• [Your objective]: Switch each "resource-published-date" in the data below to "publish-date" and write all the lines out again, changing nothing else.

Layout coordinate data
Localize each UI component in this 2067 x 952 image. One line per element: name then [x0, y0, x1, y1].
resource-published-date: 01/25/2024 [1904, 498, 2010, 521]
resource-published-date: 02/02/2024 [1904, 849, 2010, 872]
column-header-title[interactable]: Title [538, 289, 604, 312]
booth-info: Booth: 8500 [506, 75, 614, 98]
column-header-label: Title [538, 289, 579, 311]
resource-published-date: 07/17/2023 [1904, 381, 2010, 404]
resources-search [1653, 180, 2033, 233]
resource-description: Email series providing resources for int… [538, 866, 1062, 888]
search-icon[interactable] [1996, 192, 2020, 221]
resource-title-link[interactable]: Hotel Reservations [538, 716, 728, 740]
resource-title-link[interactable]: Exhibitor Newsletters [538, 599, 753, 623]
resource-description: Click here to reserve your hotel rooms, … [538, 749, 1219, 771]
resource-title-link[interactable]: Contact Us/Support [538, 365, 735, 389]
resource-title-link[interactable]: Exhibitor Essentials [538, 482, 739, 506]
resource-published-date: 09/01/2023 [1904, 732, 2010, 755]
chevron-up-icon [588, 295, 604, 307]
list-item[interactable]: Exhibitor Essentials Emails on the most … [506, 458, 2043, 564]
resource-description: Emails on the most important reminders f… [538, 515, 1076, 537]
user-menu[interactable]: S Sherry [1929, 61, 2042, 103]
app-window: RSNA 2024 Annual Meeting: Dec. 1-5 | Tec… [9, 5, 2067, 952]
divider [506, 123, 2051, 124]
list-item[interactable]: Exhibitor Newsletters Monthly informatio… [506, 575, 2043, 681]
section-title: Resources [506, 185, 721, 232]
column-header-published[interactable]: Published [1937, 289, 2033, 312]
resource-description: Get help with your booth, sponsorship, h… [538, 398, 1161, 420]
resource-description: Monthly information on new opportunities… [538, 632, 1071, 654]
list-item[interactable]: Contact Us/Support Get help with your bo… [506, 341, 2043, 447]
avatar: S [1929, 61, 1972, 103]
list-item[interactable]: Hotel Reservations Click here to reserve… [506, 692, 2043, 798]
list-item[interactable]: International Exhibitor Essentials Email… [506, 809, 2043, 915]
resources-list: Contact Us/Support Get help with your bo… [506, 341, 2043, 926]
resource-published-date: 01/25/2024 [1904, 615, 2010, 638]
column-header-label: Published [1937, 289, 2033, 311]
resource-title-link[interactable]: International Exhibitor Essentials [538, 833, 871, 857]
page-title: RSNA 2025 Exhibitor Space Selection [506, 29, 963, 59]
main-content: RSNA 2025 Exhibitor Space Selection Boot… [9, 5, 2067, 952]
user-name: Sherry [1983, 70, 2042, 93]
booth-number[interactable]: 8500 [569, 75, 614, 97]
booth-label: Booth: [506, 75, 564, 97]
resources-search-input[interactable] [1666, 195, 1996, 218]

• [Task solution]:
Localize each UI component in this 2067 x 952 image. One line per element: name then [x0, y0, x1, y1].
publish-date: 01/25/2024 [1904, 498, 2010, 521]
publish-date: 02/02/2024 [1904, 849, 2010, 872]
column-header-title[interactable]: Title [538, 289, 604, 312]
booth-info: Booth: 8500 [506, 75, 614, 98]
column-header-label: Title [538, 289, 579, 311]
publish-date: 07/17/2023 [1904, 381, 2010, 404]
resources-search [1653, 180, 2033, 233]
resource-description: Email series providing resources for int… [538, 866, 1062, 888]
search-icon[interactable] [1996, 192, 2020, 221]
resource-title-link[interactable]: Hotel Reservations [538, 716, 728, 740]
resource-title-link[interactable]: Exhibitor Newsletters [538, 599, 753, 623]
resource-description: Click here to reserve your hotel rooms, … [538, 749, 1219, 771]
resource-title-link[interactable]: Contact Us/Support [538, 365, 735, 389]
resource-title-link[interactable]: Exhibitor Essentials [538, 482, 739, 506]
publish-date: 09/01/2023 [1904, 732, 2010, 755]
chevron-up-icon [588, 295, 604, 307]
list-item[interactable]: Exhibitor Essentials Emails on the most … [506, 458, 2043, 564]
resource-description: Emails on the most important reminders f… [538, 515, 1076, 537]
user-menu[interactable]: S Sherry [1929, 61, 2042, 103]
app-window: RSNA 2024 Annual Meeting: Dec. 1-5 | Tec… [9, 5, 2067, 952]
divider [506, 123, 2051, 124]
list-item[interactable]: Exhibitor Newsletters Monthly informatio… [506, 575, 2043, 681]
section-title: Resources [506, 185, 721, 232]
column-header-published[interactable]: Published [1937, 289, 2033, 312]
resource-description: Get help with your booth, sponsorship, h… [538, 398, 1161, 420]
resource-description: Monthly information on new opportunities… [538, 632, 1071, 654]
list-item[interactable]: Contact Us/Support Get help with your bo… [506, 341, 2043, 447]
avatar: S [1929, 61, 1972, 103]
list-item[interactable]: Hotel Reservations Click here to reserve… [506, 692, 2043, 798]
list-item[interactable]: International Exhibitor Essentials Email… [506, 809, 2043, 915]
resources-list: Contact Us/Support Get help with your bo… [506, 341, 2043, 926]
publish-date: 01/25/2024 [1904, 615, 2010, 638]
column-header-label: Published [1937, 289, 2033, 311]
resource-title-link[interactable]: International Exhibitor Essentials [538, 833, 871, 857]
page-title: RSNA 2025 Exhibitor Space Selection [506, 29, 963, 59]
main-content: RSNA 2025 Exhibitor Space Selection Boot… [9, 5, 2067, 952]
user-name: Sherry [1983, 70, 2042, 93]
booth-number[interactable]: 8500 [569, 75, 614, 97]
booth-label: Booth: [506, 75, 564, 97]
resources-search-input[interactable] [1666, 195, 1996, 218]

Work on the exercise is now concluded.